begin
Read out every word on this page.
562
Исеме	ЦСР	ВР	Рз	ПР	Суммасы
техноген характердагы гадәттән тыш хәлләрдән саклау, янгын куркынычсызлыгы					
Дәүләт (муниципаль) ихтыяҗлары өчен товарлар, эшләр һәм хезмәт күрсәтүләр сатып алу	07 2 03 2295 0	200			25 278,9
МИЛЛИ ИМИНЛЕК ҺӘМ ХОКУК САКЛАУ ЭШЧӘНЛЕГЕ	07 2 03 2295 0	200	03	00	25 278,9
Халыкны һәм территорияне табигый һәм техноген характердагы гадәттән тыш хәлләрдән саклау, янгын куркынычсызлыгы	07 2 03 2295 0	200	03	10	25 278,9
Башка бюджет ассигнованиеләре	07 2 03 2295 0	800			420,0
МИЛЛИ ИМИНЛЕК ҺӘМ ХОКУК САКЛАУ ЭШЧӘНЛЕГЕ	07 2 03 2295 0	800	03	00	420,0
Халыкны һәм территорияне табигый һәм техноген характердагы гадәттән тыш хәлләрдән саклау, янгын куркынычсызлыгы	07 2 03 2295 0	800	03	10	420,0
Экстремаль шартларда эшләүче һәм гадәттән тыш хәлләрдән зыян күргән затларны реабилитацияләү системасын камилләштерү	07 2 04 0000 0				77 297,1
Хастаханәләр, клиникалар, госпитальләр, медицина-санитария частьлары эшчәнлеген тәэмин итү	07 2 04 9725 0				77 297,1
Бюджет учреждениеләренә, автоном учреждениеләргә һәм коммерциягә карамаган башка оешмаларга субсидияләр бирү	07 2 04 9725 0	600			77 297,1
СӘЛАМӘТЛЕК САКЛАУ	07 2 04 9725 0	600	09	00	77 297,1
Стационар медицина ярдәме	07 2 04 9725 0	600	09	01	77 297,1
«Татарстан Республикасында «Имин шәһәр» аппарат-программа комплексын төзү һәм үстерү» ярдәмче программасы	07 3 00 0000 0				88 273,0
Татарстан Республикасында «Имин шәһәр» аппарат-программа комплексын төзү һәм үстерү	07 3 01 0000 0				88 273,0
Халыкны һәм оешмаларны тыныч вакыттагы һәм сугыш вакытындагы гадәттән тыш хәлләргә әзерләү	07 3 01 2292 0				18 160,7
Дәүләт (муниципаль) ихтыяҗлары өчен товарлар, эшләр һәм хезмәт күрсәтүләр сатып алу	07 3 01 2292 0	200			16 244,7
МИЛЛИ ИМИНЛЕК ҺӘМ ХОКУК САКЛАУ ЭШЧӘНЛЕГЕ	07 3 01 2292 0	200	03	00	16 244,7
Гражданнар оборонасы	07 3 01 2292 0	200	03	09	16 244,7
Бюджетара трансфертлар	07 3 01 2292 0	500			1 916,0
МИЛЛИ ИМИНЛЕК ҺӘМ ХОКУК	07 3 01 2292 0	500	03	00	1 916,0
end
Using the material above, gather every line that includes "хәлләрдән".

техноген характердагы гадәттән тыш хәлләрдән саклау, янгын куркынычсызлыгы					
Халыкны һәм территорияне табигый һәм техноген характердагы гадәттән тыш хәлләрдән саклау, янгын куркынычсызлыгы	07 2 03 2295 0	200	03	10	25 278,9
Халыкны һәм территорияне табигый һәм техноген характердагы гадәттән тыш хәлләрдән саклау, янгын куркынычсызлыгы	07 2 03 2295 0	800	03	10	420,0
Экстремаль шартларда эшләүче һәм гадәттән тыш хәлләрдән зыян күргән затларны реабилитацияләү системасын камилләштерү	07 2 04 0000 0				77 297,1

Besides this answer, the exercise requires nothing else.